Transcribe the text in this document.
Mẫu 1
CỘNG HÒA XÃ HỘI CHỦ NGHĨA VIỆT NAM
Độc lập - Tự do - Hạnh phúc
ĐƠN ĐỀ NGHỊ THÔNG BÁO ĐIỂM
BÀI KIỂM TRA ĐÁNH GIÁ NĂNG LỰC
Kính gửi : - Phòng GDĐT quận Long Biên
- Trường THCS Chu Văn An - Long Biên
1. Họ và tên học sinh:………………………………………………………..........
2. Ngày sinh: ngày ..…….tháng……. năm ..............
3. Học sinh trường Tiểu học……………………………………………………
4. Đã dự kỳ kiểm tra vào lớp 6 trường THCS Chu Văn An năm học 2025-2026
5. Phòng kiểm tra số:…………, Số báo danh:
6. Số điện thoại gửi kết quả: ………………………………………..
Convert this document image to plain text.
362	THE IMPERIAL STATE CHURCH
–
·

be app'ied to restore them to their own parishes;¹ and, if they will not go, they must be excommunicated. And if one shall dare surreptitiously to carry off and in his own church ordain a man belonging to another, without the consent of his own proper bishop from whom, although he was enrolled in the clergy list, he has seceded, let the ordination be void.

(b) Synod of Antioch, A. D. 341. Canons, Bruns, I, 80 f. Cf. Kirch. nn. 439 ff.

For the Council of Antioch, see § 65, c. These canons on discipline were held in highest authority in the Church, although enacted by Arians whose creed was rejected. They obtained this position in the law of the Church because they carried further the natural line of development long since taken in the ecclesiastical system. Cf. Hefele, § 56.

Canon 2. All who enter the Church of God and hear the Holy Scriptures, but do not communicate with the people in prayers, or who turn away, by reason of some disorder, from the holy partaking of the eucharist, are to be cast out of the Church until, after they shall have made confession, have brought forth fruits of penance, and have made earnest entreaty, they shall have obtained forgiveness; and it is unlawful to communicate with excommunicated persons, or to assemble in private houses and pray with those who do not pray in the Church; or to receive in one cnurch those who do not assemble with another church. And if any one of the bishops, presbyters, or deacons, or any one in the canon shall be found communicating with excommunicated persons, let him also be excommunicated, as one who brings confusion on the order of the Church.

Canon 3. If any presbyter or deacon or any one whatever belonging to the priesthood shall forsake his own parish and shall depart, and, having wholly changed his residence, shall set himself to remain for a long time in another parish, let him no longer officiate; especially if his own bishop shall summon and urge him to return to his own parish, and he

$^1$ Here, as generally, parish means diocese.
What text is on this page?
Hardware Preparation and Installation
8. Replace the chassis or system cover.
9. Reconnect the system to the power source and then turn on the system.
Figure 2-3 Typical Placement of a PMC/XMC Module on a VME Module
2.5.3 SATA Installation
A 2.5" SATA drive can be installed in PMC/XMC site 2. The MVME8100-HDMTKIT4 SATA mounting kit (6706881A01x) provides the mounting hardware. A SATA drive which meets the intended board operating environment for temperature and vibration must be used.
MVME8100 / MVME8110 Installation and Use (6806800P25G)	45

**Stated task:**
Return the entries in full, keeping every line exactly as it is.

**Solution to this problem:**
Transcribe the text in this document.
Mẫu 1
CỘNG HÒA XÃ HỘI CHỦ NGHĨA VIỆT NAM
Độc lập - Tự do - Hạnh phúc
ĐƠN ĐỀ NGHỊ THÔNG BÁO ĐIỂM
BÀI KIỂM TRA ĐÁNH GIÁ NĂNG LỰC
Kính gửi : - Phòng GDĐT quận Long Biên
- Trường THCS Chu Văn An - Long Biên
1. Họ và tên học sinh:………………………………………………………..........
2. Ngày sinh: ngày ..…….tháng……. năm ..............
3. Học sinh trường Tiểu học……………………………………………………
4. Đã dự kỳ kiểm tra vào lớp 6 trường THCS Chu Văn An năm học 2025-2026
5. Phòng kiểm tra số:…………, Số báo danh:
6. Số điện thoại gửi kết quả: ………………………………………..
Convert this document image to plain text.
362	THE IMPERIAL STATE CHURCH
–
·

be app'ied to restore them to their own parishes;¹ and, if they will not go, they must be excommunicated. And if one shall dare surreptitiously to carry off and in his own church ordain a man belonging to another, without the consent of his own proper bishop from whom, although he was enrolled in the clergy list, he has seceded, let the ordination be void.

(b) Synod of Antioch, A. D. 341. Canons, Bruns, I, 80 f. Cf. Kirch. nn. 439 ff.

For the Council of Antioch, see § 65, c. These canons on discipline were held in highest authority in the Church, although enacted by Arians whose creed was rejected. They obtained this position in the law of the Church because they carried further the natural line of development long since taken in the ecclesiastical system. Cf. Hefele, § 56.

Canon 2. All who enter the Church of God and hear the Holy Scriptures, but do not communicate with the people in prayers, or who turn away, by reason of some disorder, from the holy partaking of the eucharist, are to be cast out of the Church until, after they shall have made confession, have brought forth fruits of penance, and have made earnest entreaty, they shall have obtained forgiveness; and it is unlawful to communicate with excommunicated persons, or to assemble in private houses and pray with those who do not pray in the Church; or to receive in one cnurch those who do not assemble with another church. And if any one of the bishops, presbyters, or deacons, or any one in the canon shall be found communicating with excommunicated persons, let him also be excommunicated, as one who brings confusion on the order of the Church.

Canon 3. If any presbyter or deacon or any one whatever belonging to the priesthood shall forsake his own parish and shall depart, and, having wholly changed his residence, shall set himself to remain for a long time in another parish, let him no longer officiate; especially if his own bishop shall summon and urge him to return to his own parish, and he

$^1$ Here, as generally, parish means diocese.
What text is on this page?
Hardware Preparation and Installation
8. Replace the chassis or system cover.
9. Reconnect the system to the power source and then turn on the system.
Figure 2-3 Typical Placement of a PMC/XMC Module on a VME Module
2.5.3 SATA Installation
A 2.5" SATA drive can be installed in PMC/XMC site 2. The MVME8100-HDMTKIT4 SATA mounting kit (6706881A01x) provides the mounting hardware. A SATA drive which meets the intended board operating environment for temperature and vibration must be used.
MVME8100 / MVME8110 Installation and Use (6806800P25G)	45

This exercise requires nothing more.